[Stored data entries]
++++

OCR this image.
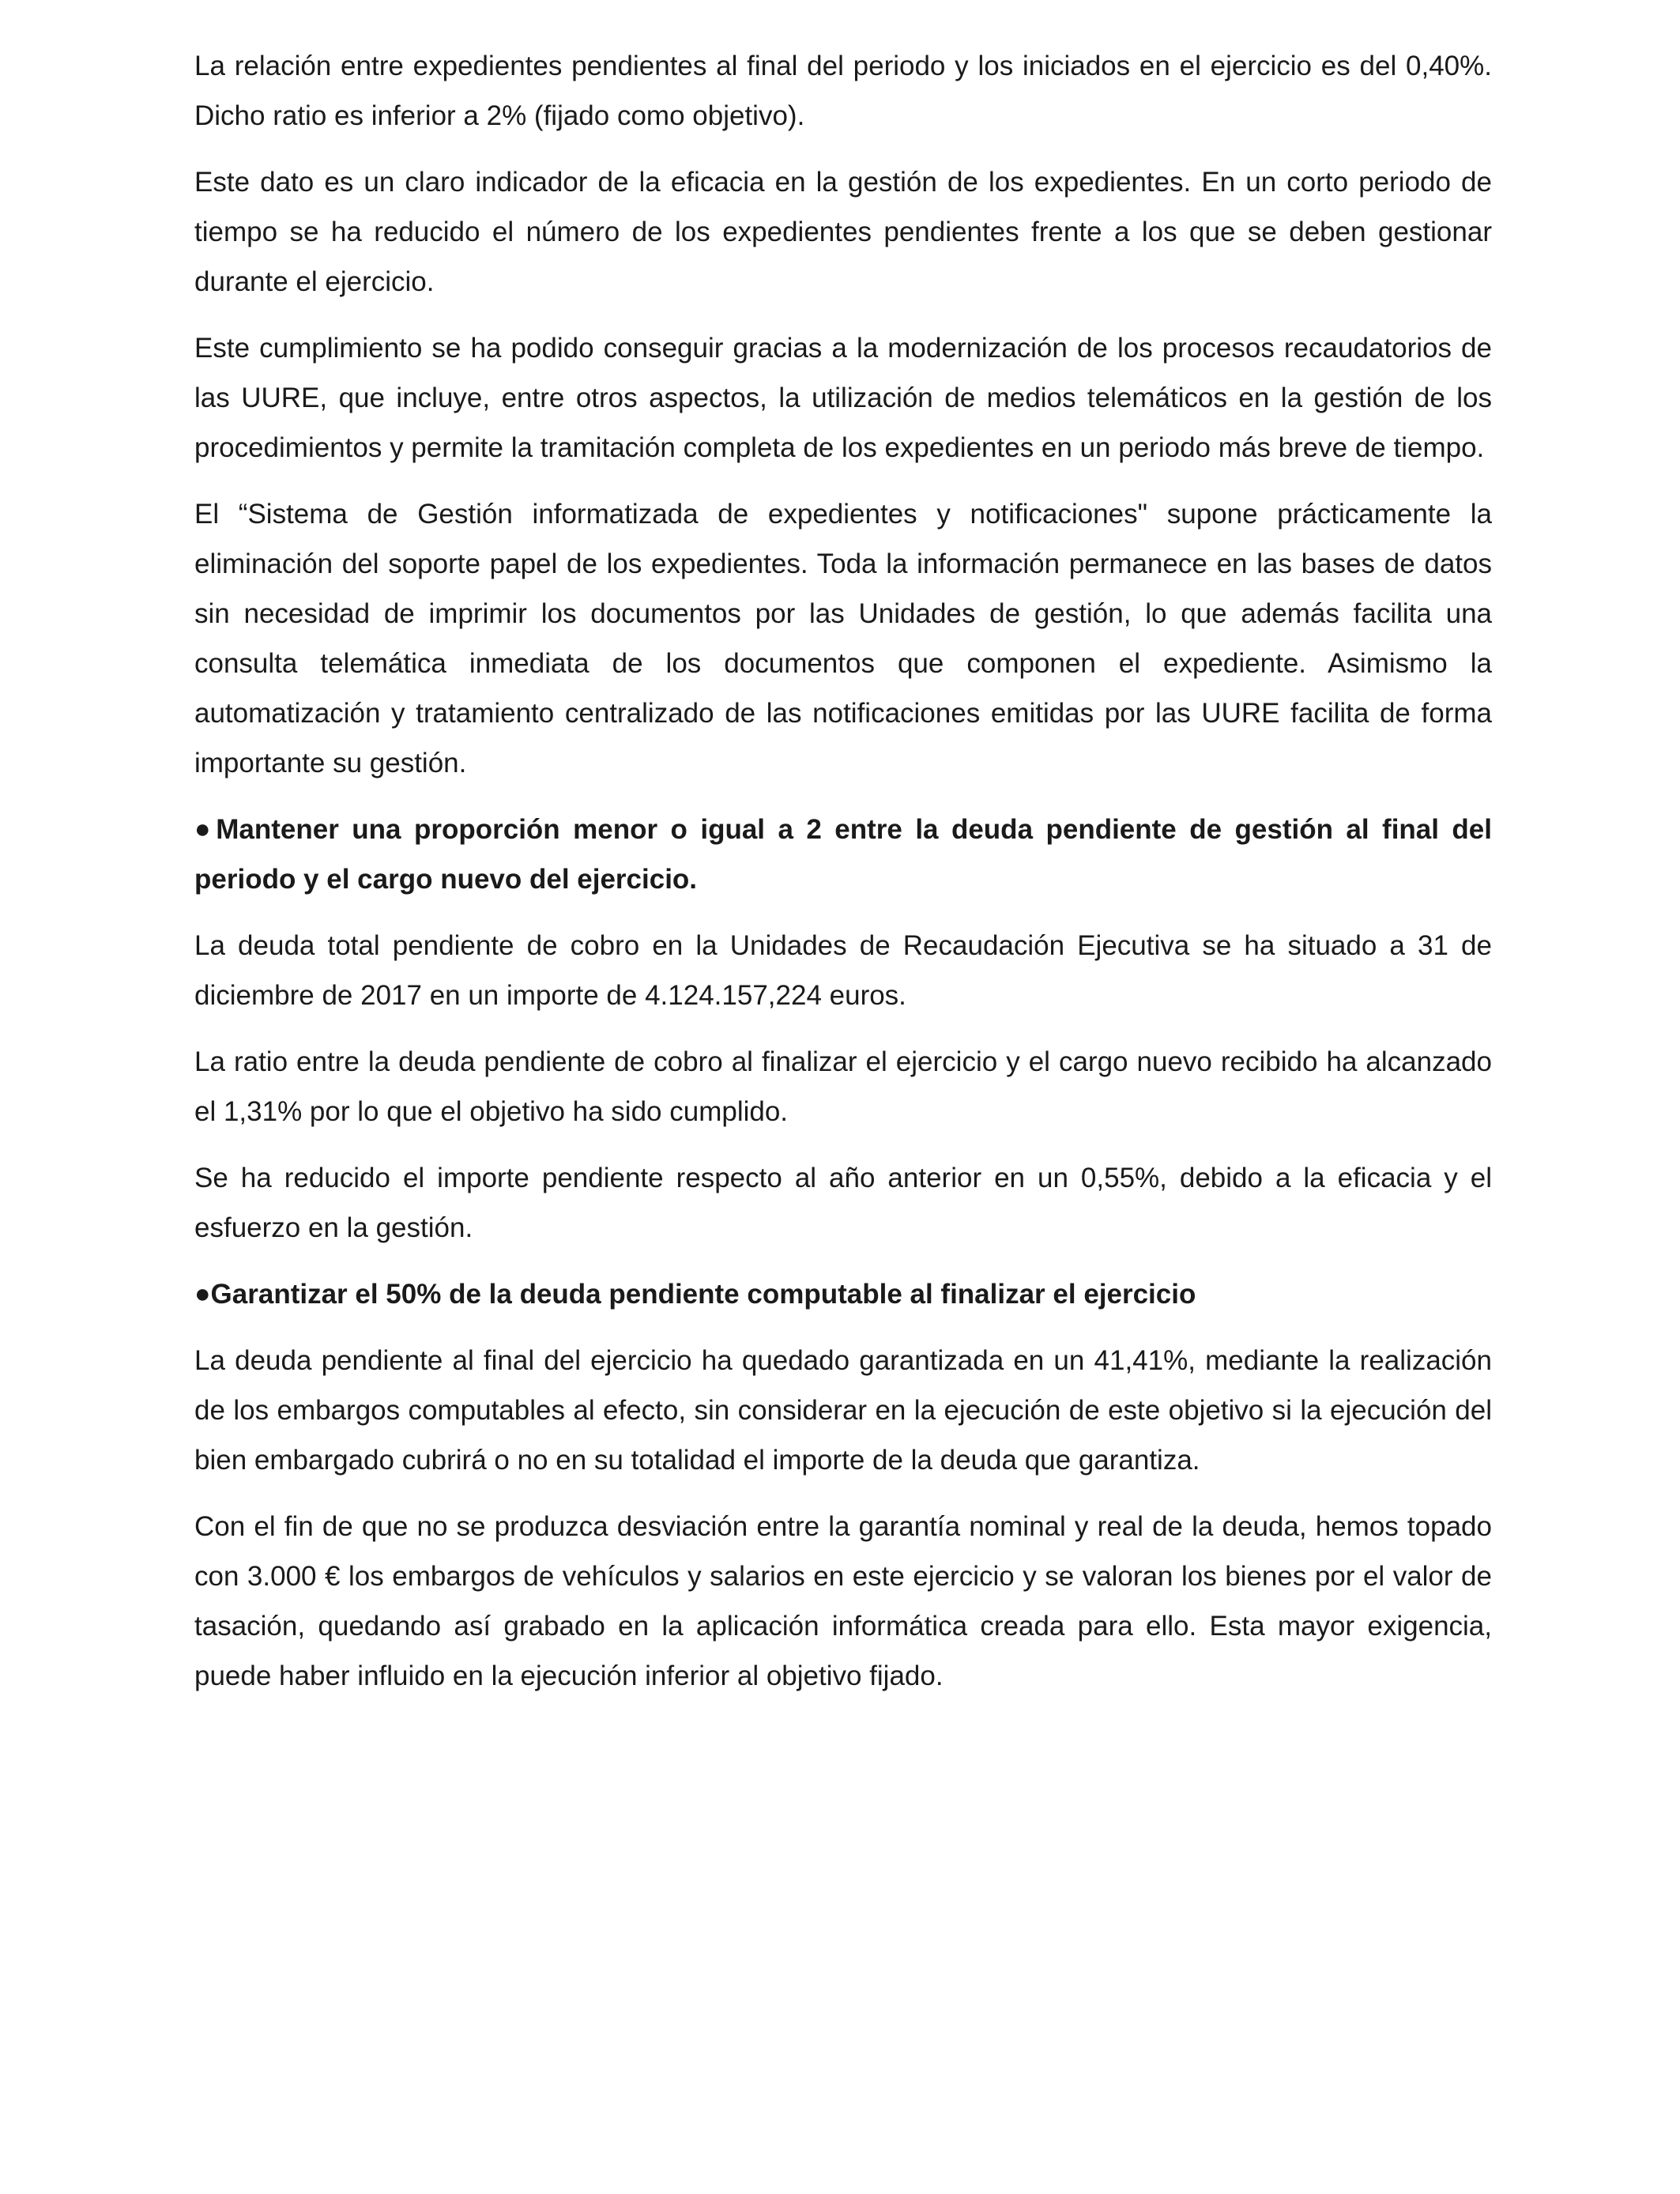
La relación entre expedientes pendientes al final del periodo y los iniciados en el ejercicio es del 0,40%. Dicho ratio es inferior a 2% (fijado como objetivo).

Este dato es un claro indicador de la eficacia en la gestión de los expedientes. En un corto periodo de tiempo se ha reducido el número de los expedientes pendientes frente a los que se deben gestionar durante el ejercicio.

Este cumplimiento se ha podido conseguir gracias a la modernización de los procesos recaudatorios de las UURE, que incluye, entre otros aspectos, la utilización de medios telemáticos en la gestión de los procedimientos y permite la tramitación completa de los expedientes en un periodo más breve de tiempo.

El “Sistema de Gestión informatizada de expedientes y notificaciones" supone prácticamente la eliminación del soporte papel de los expedientes. Toda la información permanece en las bases de datos sin necesidad de imprimir los documentos por las Unidades de gestión, lo que además facilita una consulta telemática inmediata de los documentos que componen el expediente. Asimismo la automatización y tratamiento centralizado de las notificaciones emitidas por las UURE facilita de forma importante su gestión.

●Mantener una proporción menor o igual a 2 entre la deuda pendiente de gestión al final del periodo y el cargo nuevo del ejercicio.

La deuda total pendiente de cobro en la Unidades de Recaudación Ejecutiva se ha situado a 31 de diciembre de 2017 en un importe de 4.124.157,224 euros.

La ratio entre la deuda pendiente de cobro al finalizar el ejercicio y el cargo nuevo recibido ha alcanzado el 1,31% por lo que el objetivo ha sido cumplido.

Se ha reducido el importe pendiente respecto al año anterior en un 0,55%, debido a la eficacia y el esfuerzo en la gestión.

●Garantizar el 50% de la deuda pendiente computable al finalizar el ejercicio

La deuda pendiente al final del ejercicio ha quedado garantizada en un 41,41%, mediante la realización de los embargos computables al efecto, sin considerar en la ejecución de este objetivo si la ejecución del bien embargado cubrirá o no en su totalidad el importe de la deuda que garantiza.

Con el fin de que no se produzca desviación entre la garantía nominal y real de la deuda, hemos topado con 3.000 € los embargos de vehículos y salarios en este ejercicio y se valoran los bienes por el valor de tasación, quedando así grabado en la aplicación informática creada para ello. Esta mayor exigencia, puede haber influido en la ejecución inferior al objetivo fijado.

++++

THE EXERCISE ::
Extract every line above containing the word "ratio".

PROBLEM SOLUTION ::
La relación entre expedientes pendientes al final del periodo y los iniciados en el ejercicio es del 0,40%. Dicho ratio es inferior a 2% (fijado como objetivo).
La ratio entre la deuda pendiente de cobro al finalizar el ejercicio y el cargo nuevo recibido ha alcanzado el 1,31% por lo que el objetivo ha sido cumplido.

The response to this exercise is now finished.